> Instruction:
Scan the lines and state how many carry "color". Leave out everything but the number.

## Start Data supplied

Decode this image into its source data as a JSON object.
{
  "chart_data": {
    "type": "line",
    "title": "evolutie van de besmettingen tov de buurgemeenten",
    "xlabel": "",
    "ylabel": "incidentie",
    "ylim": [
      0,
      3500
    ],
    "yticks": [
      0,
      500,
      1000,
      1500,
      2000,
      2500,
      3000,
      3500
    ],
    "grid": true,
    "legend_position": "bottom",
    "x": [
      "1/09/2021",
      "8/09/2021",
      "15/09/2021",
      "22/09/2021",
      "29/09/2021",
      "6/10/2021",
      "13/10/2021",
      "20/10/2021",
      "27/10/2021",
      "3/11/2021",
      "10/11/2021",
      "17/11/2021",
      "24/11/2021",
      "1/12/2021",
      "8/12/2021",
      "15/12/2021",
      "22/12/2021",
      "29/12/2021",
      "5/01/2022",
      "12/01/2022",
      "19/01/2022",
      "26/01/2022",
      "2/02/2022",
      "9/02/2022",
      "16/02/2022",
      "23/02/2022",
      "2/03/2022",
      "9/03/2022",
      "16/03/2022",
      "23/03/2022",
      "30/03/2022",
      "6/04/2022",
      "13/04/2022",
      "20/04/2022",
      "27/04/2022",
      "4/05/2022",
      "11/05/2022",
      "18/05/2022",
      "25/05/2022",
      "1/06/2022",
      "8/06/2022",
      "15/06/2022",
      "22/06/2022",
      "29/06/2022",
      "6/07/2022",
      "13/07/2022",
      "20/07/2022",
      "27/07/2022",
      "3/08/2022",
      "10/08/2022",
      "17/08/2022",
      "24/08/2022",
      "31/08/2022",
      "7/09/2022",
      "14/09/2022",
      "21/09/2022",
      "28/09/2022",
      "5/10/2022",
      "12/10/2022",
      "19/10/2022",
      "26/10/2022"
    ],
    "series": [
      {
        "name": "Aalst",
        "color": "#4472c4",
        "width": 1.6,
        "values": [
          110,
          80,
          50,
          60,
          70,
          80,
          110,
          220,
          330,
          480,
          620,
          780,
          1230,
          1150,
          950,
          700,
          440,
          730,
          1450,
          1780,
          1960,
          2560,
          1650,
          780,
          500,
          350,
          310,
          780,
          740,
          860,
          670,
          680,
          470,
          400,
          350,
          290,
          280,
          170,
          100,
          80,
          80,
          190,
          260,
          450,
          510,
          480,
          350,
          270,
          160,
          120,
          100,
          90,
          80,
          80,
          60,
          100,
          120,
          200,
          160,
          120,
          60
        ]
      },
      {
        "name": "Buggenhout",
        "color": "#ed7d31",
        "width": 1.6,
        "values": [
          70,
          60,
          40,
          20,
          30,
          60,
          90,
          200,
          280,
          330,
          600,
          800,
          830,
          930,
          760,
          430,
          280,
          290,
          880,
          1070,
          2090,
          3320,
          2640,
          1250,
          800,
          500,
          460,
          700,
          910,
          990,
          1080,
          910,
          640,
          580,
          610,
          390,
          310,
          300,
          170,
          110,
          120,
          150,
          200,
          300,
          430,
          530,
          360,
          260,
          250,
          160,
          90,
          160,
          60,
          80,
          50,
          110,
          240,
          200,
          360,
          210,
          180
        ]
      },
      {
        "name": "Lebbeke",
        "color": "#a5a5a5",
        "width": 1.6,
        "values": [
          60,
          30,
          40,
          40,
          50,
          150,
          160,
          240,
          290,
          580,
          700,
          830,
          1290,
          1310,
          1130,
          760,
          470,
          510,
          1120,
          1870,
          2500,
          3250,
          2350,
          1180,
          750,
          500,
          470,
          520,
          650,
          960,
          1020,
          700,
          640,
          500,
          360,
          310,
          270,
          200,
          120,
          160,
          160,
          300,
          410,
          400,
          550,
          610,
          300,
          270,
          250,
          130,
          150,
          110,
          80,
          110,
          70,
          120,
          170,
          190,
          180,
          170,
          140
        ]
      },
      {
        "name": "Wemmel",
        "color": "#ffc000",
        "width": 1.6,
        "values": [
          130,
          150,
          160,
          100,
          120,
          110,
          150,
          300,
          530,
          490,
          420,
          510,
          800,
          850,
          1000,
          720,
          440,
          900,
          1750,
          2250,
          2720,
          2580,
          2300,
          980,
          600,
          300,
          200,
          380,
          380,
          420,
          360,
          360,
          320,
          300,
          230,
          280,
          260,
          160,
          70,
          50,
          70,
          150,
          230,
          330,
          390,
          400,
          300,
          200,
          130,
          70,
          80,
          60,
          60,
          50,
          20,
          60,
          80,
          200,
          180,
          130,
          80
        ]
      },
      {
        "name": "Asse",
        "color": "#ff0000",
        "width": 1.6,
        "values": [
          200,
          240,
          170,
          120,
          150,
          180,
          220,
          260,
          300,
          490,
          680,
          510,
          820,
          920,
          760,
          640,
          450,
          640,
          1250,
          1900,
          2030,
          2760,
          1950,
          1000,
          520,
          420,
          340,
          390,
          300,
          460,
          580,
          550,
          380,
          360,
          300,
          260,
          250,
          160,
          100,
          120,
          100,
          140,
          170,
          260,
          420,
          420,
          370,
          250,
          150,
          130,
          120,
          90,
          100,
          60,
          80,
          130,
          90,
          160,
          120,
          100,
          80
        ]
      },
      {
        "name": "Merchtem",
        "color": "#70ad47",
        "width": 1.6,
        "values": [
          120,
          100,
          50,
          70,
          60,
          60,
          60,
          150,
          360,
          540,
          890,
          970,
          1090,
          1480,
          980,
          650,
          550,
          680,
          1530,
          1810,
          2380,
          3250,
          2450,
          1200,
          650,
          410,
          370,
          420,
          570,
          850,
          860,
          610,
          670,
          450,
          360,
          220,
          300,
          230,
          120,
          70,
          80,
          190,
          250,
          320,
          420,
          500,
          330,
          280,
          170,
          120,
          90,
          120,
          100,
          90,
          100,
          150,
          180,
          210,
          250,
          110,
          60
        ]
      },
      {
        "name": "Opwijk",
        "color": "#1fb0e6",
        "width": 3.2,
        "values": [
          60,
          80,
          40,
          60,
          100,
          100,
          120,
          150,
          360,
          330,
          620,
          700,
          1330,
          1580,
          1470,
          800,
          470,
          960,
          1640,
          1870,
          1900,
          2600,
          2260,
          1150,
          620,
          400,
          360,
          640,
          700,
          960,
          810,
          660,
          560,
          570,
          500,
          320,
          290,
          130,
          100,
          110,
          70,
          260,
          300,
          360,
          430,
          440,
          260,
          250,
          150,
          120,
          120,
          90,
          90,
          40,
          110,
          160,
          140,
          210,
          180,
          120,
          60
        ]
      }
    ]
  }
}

## End Data supplied

> Written answer:
7